THE RECORDS:
---------------

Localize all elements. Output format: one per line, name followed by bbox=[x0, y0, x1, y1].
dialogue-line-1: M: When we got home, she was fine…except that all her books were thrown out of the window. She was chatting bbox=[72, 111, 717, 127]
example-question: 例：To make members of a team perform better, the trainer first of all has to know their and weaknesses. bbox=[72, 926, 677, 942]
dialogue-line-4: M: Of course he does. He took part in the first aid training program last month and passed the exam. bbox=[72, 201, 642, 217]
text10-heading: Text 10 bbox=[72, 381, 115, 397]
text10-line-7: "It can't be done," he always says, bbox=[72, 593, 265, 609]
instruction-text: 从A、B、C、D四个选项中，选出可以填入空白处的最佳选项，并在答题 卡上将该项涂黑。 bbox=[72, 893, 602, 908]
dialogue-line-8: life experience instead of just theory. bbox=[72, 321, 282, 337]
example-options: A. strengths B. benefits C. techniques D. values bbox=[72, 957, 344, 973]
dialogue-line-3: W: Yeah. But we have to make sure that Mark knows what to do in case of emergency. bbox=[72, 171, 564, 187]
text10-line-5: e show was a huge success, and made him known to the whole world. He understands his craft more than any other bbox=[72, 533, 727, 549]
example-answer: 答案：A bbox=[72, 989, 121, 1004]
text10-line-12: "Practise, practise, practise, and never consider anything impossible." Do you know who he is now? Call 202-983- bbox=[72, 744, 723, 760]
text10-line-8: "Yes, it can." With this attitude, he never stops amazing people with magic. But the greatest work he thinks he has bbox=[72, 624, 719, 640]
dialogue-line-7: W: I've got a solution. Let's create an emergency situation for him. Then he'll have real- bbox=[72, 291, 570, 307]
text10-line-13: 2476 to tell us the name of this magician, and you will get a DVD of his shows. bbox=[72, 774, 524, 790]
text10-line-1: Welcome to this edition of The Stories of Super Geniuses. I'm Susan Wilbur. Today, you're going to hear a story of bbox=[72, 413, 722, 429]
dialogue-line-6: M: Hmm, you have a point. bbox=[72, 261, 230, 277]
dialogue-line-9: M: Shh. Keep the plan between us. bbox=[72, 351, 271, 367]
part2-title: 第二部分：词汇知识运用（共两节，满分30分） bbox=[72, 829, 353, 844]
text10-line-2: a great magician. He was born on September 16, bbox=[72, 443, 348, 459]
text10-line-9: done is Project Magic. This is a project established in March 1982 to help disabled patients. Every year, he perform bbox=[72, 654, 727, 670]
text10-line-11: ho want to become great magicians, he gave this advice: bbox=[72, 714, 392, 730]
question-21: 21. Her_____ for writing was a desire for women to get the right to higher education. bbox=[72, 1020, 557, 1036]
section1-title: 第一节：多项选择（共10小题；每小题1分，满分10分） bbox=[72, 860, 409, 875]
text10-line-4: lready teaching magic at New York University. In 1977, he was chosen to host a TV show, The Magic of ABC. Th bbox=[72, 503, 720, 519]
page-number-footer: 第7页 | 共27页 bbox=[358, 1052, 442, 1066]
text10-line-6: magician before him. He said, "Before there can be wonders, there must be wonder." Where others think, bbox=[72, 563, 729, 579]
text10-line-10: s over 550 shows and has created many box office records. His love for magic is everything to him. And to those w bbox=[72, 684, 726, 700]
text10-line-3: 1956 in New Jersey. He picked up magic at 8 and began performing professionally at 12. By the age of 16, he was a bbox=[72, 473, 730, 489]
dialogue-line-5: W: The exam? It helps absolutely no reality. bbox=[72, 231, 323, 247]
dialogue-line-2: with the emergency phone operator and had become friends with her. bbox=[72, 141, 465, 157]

---------------

REQUIRED ACTION:
Check the records above and copy each line that has the string "name".

TASK ANSWER:
Localize all elements. Output format: one per line, name followed by bbox=[x0, y0, x1, y1].
text10-line-13: 2476 to tell us the name of this magician, and you will get a DVD of his shows. bbox=[72, 774, 524, 790]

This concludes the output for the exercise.